• INPUT MATERIAL:
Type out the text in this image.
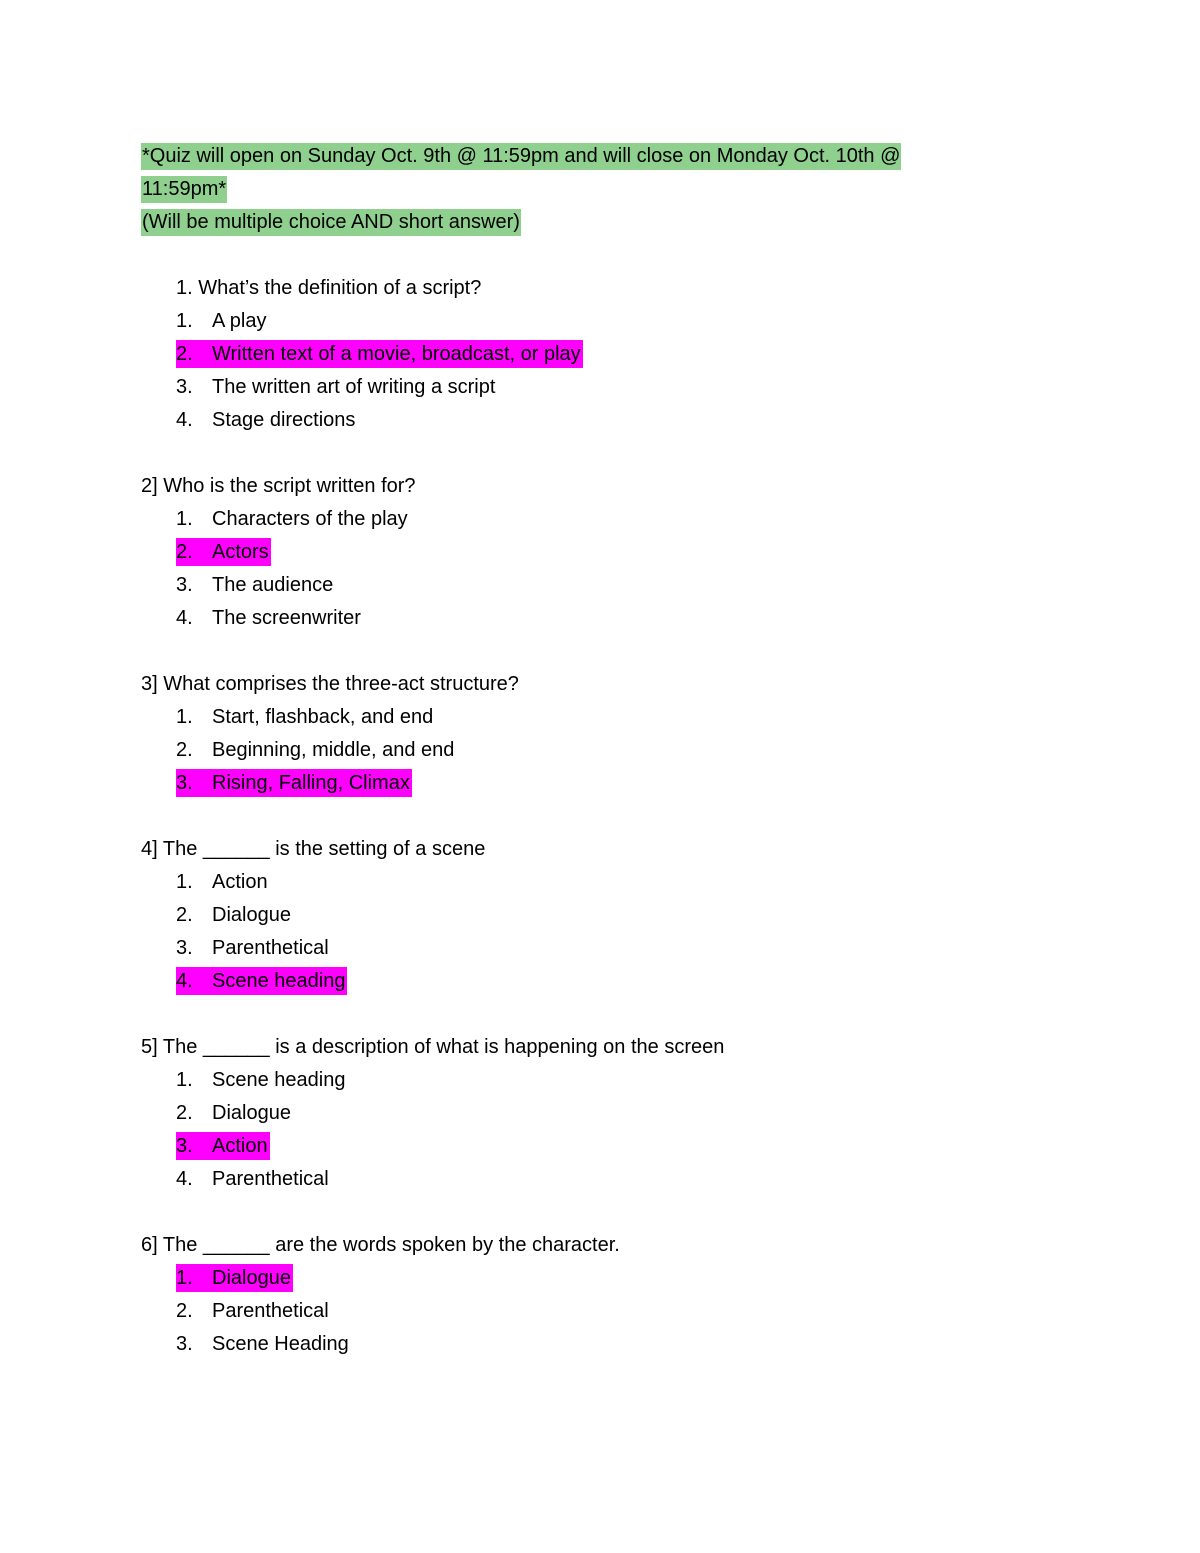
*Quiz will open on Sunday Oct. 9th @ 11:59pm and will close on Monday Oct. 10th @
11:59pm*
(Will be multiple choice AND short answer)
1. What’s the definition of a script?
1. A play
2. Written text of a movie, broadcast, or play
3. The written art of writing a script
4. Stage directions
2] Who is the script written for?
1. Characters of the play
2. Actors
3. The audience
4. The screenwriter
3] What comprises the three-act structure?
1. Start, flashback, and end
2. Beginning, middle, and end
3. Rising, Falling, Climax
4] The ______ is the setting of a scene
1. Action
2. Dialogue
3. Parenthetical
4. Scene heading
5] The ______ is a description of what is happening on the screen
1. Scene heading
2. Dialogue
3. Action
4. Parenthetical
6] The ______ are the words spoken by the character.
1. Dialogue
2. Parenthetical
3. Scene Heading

• TASK REQUIREMENTS:
Will you restate every entry word for word and omit the images?

• WRITTEN REPLY:
Type out the text in this image.
*Quiz will open on Sunday Oct. 9th @ 11:59pm and will close on Monday Oct. 10th @
11:59pm*
(Will be multiple choice AND short answer)
1. What’s the definition of a script?
1. A play
2. Written text of a movie, broadcast, or play
3. The written art of writing a script
4. Stage directions
2] Who is the script written for?
1. Characters of the play
2. Actors
3. The audience
4. The screenwriter
3] What comprises the three-act structure?
1. Start, flashback, and end
2. Beginning, middle, and end
3. Rising, Falling, Climax
4] The ______ is the setting of a scene
1. Action
2. Dialogue
3. Parenthetical
4. Scene heading
5] The ______ is a description of what is happening on the screen
1. Scene heading
2. Dialogue
3. Action
4. Parenthetical
6] The ______ are the words spoken by the character.
1. Dialogue
2. Parenthetical
3. Scene Heading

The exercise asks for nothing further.